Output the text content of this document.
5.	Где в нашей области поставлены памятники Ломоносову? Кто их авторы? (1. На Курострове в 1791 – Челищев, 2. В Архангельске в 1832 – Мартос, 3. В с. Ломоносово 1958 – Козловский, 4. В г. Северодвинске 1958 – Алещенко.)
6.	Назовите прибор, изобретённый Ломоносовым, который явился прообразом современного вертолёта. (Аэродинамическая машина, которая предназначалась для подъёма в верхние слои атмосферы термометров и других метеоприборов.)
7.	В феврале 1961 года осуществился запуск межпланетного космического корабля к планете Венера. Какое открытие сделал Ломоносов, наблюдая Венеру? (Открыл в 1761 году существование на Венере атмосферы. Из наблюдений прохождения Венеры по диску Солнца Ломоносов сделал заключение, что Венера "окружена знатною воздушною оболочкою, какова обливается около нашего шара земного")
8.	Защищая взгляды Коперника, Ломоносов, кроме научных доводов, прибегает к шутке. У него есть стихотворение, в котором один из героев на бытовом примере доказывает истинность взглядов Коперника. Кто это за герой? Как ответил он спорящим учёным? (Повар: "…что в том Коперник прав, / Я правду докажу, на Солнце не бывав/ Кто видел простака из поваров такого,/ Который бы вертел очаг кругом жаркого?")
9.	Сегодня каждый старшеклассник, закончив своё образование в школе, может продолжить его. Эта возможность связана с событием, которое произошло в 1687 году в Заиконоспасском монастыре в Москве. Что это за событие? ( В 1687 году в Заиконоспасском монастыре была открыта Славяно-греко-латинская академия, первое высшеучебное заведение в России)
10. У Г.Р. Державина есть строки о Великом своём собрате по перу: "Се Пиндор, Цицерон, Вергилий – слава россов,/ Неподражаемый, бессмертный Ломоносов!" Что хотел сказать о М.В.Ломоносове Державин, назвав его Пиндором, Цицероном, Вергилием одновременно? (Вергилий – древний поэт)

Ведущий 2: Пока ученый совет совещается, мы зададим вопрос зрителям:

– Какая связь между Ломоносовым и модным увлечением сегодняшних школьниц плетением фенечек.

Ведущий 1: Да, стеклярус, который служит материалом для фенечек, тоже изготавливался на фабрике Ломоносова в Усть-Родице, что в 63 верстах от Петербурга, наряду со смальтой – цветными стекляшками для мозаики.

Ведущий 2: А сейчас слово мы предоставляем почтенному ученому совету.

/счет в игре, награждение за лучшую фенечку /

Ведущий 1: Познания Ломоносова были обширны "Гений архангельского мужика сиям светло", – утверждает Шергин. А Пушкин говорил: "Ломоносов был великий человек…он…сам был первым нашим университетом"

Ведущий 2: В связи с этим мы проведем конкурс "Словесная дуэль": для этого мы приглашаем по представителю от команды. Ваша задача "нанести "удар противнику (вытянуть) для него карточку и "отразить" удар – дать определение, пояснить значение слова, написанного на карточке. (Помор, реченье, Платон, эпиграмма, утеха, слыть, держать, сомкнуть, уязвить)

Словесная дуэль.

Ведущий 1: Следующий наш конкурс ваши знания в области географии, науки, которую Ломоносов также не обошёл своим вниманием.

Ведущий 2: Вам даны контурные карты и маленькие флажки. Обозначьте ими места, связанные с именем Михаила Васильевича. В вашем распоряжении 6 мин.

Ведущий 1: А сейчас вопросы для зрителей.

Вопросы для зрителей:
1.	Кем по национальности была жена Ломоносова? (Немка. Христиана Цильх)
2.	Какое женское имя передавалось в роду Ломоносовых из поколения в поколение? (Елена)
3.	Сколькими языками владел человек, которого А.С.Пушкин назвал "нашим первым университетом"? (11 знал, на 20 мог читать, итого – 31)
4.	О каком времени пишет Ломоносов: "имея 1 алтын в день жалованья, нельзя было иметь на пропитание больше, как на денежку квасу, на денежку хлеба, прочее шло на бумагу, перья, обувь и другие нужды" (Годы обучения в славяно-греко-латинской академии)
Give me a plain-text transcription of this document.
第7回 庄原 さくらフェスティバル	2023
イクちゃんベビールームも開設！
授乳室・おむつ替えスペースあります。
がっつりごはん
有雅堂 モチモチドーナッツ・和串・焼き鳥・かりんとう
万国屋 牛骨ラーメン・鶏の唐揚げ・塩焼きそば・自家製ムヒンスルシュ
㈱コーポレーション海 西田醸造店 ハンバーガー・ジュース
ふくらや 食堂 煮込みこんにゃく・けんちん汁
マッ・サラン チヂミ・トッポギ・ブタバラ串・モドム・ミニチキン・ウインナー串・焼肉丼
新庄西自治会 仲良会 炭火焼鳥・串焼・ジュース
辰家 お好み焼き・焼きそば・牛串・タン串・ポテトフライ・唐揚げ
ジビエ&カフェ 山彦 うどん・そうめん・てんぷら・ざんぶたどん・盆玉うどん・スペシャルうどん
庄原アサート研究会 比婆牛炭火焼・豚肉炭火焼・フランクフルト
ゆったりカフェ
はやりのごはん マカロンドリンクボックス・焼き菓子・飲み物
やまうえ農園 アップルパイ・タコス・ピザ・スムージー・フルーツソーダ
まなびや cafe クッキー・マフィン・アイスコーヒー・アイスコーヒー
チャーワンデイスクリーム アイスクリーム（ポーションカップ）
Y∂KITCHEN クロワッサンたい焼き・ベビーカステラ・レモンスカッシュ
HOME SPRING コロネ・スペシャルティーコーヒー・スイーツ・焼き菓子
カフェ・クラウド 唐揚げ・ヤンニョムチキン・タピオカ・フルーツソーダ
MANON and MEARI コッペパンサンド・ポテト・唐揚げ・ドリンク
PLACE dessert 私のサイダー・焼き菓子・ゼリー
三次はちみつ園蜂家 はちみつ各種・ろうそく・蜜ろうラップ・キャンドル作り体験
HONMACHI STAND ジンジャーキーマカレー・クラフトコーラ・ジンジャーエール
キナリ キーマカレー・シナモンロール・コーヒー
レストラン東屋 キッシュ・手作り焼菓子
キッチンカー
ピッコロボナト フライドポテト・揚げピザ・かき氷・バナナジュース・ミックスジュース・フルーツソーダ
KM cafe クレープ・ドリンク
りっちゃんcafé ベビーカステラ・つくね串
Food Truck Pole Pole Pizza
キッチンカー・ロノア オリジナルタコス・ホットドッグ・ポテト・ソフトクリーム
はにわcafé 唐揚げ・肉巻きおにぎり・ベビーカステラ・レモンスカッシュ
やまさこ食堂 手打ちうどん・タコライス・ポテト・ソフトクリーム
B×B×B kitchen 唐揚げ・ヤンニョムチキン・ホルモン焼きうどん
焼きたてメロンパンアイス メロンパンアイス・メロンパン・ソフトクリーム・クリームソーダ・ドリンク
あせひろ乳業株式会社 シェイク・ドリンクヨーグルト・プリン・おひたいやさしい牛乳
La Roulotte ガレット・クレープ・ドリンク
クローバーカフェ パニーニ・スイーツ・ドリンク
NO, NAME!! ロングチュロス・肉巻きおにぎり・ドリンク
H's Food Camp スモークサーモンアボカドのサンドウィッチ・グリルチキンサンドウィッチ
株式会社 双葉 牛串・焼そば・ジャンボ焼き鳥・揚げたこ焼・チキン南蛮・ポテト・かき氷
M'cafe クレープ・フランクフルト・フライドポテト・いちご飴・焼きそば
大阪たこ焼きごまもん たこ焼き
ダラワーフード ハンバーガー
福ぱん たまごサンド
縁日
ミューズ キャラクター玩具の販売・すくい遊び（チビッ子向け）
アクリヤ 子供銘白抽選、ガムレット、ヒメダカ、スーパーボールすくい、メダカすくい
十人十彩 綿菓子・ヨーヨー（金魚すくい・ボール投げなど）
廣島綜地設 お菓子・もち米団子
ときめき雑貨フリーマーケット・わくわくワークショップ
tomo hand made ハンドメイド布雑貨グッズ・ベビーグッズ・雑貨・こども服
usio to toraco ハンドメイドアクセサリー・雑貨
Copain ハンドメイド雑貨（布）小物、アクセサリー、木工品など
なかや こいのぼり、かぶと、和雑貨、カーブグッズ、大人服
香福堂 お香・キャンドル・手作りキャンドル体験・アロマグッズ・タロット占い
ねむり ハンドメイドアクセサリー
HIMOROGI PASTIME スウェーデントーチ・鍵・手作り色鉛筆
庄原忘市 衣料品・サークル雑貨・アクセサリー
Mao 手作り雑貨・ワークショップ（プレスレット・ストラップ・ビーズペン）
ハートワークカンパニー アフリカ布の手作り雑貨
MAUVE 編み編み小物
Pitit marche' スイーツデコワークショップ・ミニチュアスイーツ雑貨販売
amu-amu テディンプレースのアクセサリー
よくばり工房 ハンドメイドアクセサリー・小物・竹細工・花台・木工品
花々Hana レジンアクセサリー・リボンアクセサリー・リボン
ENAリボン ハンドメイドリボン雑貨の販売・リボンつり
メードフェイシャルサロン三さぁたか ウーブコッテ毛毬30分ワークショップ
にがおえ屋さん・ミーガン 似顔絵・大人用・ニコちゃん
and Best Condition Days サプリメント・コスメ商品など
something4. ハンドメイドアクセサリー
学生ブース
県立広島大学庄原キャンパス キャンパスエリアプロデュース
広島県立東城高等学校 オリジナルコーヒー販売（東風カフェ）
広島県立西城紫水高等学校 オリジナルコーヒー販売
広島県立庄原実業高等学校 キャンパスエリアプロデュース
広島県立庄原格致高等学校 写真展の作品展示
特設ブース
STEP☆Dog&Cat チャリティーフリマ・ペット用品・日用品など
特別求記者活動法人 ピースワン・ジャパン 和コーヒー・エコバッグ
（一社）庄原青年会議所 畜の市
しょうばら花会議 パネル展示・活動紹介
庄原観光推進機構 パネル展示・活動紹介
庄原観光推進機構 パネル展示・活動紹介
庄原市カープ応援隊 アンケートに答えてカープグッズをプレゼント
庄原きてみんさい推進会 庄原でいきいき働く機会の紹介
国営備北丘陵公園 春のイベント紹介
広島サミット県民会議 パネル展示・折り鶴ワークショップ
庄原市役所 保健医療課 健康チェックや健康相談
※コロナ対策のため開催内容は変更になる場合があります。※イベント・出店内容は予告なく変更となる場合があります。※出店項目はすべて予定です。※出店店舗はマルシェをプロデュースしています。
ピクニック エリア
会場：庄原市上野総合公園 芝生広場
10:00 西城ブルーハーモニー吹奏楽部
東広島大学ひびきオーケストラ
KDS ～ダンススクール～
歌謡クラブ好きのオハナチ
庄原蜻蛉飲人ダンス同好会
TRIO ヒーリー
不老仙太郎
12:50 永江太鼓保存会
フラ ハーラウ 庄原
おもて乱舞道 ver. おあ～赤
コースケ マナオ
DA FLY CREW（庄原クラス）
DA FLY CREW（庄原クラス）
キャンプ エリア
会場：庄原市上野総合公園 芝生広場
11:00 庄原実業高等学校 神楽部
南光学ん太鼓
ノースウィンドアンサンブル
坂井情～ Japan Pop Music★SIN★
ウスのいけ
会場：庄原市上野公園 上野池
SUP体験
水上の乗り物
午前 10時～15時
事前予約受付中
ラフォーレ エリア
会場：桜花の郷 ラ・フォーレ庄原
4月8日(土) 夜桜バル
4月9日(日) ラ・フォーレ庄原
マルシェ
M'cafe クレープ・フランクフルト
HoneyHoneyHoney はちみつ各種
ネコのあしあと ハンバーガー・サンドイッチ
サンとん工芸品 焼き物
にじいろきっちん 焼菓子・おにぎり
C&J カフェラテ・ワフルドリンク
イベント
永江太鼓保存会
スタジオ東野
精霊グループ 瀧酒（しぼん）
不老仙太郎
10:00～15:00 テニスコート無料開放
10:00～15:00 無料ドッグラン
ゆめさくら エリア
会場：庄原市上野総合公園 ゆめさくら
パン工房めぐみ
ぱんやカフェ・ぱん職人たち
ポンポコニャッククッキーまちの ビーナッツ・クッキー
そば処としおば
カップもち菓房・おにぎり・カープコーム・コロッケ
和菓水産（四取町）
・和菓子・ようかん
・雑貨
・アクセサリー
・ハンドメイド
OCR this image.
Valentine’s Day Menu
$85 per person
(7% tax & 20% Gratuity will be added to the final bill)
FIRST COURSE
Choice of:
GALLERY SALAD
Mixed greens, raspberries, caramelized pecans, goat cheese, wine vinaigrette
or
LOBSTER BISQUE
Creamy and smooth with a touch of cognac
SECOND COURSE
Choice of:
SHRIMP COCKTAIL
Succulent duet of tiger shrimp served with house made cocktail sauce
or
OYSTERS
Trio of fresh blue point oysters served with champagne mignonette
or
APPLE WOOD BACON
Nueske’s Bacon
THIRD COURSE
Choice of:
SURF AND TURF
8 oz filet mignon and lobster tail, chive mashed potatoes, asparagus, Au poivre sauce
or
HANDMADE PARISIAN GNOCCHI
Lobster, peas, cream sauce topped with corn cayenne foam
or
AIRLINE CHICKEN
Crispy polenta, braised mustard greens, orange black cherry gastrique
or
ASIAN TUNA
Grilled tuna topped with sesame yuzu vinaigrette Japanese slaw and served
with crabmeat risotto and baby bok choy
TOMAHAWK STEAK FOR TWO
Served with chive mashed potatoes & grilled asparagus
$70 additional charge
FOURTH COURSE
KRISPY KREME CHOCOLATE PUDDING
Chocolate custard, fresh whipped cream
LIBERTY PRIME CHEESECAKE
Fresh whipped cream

####

Determine the number of lines in the entries above where the string "ベビーカステラ" appears. Answer with the number alone.

▶ **Result of this exercise**
3